** Text shown follows **

Finally and most importantly, this Complaint is frivolous and a complainant, particularly a represented complainant, should have known it. WIPO Overview 2.0, paragraph 4.17: “the complainant in fact knew or clearly should have known at the time that it filed the complaint that it could not prove one of the essential elements required by the UDRP.” Complainant has advanced an argument that depends upon distinctiveness of its marks, something the USPTO has twice found not to be the case. All Complainant has alleged is ownership of trademarks and an active business in Brazil. Nothing in the Complaint states or suggests any logical reason why Respondent should have any knowledge of a Brazilian bank or its trademarks. A finding of abuse of this proceeding and an attempt at Reverse Domain Name Hijacking is richly deserved.
Richard G. Lyon
Panelist (Dissenting)
Date: September 24, 2014
1 Complainant pleads “must have known.”
2 As discussed below, no trademarks are annexed to the Complaint, in spite of the Rules’ clear command that they be included.
3 Serial abusive registrations are dealt with under paragraph 4(b)(ii) of the Policy, another matter neither proven by Complainant nor relied upon by the Panel majority.
4 The Panel Majority is of course permitted to investigate and refer to public information in reaching its determination, see WIPO Overview 2.0, paragraph 4.5. I quarrel not with the Panel majority’s referring to material outside the Complaint but with the conclusions it draws from the facts found.
5 When a Respondent defaults the general rule is that a pleaded but unsupported allegation is not deemed admitted. See WIPO Overview 2.0, paragraph 4.6 ("There are many examples of cases (typically involving complaints based on wholly unsupported assertions or mere conclusory statements) to which there has been no response where (not withstanding such respondent default) the decision has nonetheless gone in favor of the respondent on grounds that the complainant has failed to prove its case.") I fail to see why things should be different when a response is filed.

** End of Text shown **
** Excerpted data follows **

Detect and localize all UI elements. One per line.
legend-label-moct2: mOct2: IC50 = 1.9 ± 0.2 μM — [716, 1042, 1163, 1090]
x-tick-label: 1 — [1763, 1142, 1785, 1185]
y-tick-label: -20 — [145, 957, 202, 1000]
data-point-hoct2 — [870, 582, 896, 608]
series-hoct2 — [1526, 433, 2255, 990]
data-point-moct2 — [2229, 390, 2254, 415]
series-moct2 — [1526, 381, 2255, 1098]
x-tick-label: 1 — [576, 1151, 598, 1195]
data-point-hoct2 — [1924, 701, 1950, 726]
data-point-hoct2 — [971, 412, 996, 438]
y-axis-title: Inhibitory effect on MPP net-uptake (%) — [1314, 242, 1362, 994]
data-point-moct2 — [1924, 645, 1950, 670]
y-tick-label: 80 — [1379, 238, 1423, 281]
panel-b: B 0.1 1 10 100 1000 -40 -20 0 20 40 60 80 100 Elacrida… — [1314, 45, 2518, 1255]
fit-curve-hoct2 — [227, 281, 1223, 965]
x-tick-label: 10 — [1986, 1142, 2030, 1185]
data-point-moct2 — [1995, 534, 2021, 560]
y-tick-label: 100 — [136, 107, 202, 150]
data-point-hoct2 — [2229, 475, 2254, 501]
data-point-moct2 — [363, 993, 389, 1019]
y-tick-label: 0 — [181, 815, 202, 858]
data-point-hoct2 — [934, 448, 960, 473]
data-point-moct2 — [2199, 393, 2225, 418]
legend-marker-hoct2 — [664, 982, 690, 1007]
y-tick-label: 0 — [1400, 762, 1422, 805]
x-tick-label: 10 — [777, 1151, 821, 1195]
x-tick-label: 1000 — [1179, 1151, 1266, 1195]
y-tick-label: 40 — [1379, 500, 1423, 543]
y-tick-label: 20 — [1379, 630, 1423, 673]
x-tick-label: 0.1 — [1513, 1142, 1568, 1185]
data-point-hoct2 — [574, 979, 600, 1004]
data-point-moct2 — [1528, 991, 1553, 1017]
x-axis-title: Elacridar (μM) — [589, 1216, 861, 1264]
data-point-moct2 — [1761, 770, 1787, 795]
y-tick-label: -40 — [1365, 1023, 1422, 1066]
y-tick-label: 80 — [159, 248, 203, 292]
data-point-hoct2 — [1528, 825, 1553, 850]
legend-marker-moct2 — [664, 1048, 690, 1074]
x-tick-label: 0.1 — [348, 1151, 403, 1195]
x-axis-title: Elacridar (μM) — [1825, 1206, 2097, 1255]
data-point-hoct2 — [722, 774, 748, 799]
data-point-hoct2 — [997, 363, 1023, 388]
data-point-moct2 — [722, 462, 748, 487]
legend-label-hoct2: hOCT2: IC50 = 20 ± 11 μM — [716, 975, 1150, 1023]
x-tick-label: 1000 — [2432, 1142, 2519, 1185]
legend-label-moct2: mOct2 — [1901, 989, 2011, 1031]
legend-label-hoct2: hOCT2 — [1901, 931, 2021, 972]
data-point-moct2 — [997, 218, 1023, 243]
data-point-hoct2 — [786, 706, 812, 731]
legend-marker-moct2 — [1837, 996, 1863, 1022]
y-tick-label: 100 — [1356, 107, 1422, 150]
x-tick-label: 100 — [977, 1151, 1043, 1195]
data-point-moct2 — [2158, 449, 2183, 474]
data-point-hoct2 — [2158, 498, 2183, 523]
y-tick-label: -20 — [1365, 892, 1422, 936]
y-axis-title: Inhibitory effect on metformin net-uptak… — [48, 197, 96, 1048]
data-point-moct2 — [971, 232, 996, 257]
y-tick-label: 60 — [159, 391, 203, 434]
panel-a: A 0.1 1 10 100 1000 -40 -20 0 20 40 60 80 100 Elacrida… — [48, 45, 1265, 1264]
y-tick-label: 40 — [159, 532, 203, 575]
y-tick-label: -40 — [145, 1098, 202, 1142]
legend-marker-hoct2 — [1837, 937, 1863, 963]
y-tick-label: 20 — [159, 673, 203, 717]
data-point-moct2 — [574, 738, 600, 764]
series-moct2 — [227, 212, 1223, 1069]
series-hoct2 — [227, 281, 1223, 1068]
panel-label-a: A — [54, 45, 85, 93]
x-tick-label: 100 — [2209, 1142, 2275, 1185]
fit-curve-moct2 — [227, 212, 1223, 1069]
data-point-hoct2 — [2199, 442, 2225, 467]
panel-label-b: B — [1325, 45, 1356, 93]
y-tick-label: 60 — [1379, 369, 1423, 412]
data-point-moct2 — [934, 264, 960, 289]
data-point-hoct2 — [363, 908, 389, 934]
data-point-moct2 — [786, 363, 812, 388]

** End of Excerpted data **

◆ **Task to complete**:
After the records, pick up the dissenting opinion on the domain name complaint where its last sentence ends and write what comes next.

◆ **Response for this exercise**:
6 Then again it might not be, given that Respondent had no reason to know of the existence of Complainant or its marks.
7 Complainant did not seek US registration of its marks until 2012, and its application met the same fate as the earlier third party application – denial for descriptiveness. And the Complaint relies only on Complainant’s rights in Brazil and its unsupported assertion that Respondent “must have known” of them.
8 The three-member panel in IMB Textil S.A. v. Domain Administrator, Name Administration Inc. (BVI), WIPO Case No. D2014-1057, found a lawyer's list instead of the marks themselves to be inadequate.
9 The three-member panel in The Teaching Company, LLC d/b/a The Great Courses v. Worldwide Media Inc, WIPO Case No. D2014-0457, and The Teaching Company, LLC, d/b/a The Great Courses v. Brendhan Hight, Marchex Sales, LLC, WIPO Case No. D2014-0448, reprimanded the complainant in those cases for this tactic.